▶ **What to do**: Check every line below for the string "date", and copy the lines that contain it.

─── Listed entries ───

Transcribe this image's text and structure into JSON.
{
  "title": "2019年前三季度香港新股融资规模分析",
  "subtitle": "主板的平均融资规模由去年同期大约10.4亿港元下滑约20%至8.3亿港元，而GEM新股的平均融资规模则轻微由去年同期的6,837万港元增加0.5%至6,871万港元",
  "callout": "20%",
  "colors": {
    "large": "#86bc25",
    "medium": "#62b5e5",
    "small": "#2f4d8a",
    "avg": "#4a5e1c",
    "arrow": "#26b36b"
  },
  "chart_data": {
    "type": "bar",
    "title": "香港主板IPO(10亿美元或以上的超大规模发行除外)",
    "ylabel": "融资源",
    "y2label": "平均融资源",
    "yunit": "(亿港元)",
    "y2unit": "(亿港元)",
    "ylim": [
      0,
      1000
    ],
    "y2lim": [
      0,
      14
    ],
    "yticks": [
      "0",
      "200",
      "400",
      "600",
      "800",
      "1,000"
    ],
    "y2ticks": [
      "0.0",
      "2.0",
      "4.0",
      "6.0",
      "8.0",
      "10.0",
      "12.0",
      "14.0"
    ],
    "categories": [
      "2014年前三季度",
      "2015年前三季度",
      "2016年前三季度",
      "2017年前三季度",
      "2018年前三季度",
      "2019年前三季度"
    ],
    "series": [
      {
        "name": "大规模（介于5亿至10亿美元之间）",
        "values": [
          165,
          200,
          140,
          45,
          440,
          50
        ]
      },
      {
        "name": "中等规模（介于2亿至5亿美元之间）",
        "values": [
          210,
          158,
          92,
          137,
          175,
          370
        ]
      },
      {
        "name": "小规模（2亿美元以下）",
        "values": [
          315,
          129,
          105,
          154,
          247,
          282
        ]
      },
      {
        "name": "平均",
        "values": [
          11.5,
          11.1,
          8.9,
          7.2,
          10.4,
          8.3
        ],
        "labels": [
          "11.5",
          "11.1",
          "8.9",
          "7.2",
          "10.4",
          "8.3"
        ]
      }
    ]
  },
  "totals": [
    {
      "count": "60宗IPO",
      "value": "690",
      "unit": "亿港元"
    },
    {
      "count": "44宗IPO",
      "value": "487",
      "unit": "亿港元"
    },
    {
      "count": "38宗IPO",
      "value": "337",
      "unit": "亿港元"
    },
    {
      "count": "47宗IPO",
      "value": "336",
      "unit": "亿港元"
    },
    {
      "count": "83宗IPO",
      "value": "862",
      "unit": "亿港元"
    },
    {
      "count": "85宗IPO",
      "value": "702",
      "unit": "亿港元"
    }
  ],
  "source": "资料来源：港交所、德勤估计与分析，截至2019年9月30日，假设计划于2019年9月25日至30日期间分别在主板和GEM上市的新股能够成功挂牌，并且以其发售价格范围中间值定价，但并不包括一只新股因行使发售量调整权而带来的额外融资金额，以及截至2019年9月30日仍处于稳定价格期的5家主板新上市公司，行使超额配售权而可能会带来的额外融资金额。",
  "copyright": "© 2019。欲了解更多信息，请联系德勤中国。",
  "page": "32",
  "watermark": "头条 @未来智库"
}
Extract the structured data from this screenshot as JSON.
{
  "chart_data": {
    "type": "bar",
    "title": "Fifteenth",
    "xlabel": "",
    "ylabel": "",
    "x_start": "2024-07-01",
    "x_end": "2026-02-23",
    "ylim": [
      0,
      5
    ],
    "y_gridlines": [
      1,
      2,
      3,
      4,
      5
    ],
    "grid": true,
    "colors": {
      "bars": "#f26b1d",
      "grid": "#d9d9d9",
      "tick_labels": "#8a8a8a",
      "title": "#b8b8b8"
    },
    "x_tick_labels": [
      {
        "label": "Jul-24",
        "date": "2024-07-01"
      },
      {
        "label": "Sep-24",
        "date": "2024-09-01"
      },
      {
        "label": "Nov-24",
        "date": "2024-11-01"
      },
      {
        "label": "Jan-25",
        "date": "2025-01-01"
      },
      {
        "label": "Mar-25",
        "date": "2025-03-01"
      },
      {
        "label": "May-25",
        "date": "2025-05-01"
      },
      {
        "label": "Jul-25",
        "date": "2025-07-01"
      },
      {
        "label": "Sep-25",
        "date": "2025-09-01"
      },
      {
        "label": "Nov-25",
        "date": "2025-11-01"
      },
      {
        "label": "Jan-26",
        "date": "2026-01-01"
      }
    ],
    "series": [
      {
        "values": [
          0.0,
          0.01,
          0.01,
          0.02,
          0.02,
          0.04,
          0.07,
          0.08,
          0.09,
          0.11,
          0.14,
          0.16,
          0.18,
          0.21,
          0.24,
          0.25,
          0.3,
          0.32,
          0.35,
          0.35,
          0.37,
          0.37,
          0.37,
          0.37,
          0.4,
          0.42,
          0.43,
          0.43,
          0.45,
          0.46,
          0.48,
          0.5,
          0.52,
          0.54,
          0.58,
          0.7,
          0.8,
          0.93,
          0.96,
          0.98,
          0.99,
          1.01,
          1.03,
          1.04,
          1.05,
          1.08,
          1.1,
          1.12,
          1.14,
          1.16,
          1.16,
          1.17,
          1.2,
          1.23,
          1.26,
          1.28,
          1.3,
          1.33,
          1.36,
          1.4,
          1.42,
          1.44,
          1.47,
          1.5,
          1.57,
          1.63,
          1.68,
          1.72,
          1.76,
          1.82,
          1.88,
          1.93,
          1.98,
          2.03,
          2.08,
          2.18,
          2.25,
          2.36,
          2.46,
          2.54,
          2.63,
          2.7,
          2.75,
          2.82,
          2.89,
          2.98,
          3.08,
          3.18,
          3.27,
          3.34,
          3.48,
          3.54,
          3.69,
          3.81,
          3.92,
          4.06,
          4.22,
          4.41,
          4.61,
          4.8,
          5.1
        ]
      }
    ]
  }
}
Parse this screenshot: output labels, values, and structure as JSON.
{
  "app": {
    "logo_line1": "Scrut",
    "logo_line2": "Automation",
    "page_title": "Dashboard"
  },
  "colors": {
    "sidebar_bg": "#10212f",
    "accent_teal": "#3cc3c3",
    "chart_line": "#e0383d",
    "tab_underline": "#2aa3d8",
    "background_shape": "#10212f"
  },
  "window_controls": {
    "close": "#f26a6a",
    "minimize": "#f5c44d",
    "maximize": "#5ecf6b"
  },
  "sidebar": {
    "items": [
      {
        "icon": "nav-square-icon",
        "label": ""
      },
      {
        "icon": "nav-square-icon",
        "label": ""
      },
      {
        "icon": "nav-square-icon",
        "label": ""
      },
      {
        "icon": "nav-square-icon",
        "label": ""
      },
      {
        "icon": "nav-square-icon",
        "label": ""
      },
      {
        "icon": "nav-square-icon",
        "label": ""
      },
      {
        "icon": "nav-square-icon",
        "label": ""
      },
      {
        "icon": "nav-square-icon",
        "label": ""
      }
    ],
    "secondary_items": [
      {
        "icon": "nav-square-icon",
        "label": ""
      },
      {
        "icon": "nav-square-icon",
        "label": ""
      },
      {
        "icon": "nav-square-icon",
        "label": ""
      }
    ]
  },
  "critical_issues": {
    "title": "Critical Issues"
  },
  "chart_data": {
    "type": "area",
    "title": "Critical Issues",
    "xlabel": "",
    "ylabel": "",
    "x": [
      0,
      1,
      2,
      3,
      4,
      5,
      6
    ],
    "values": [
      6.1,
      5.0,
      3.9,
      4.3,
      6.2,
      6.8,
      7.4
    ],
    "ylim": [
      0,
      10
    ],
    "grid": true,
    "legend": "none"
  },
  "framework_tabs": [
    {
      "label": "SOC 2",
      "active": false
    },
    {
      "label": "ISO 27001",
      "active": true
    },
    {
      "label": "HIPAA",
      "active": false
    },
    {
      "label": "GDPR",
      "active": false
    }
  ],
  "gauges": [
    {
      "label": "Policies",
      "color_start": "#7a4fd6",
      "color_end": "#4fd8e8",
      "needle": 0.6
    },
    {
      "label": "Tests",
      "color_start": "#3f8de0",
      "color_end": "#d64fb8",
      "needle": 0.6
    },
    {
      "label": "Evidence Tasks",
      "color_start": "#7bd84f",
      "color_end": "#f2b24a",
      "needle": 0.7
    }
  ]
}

───

▶ **Final result**:
        "date": "2024-07-01"
        "date": "2024-09-01"
        "date": "2024-11-01"
        "date": "2025-01-01"
        "date": "2025-03-01"
        "date": "2025-05-01"
        "date": "2025-07-01"
        "date": "2025-09-01"
        "date": "2025-11-01"
        "date": "2026-01-01"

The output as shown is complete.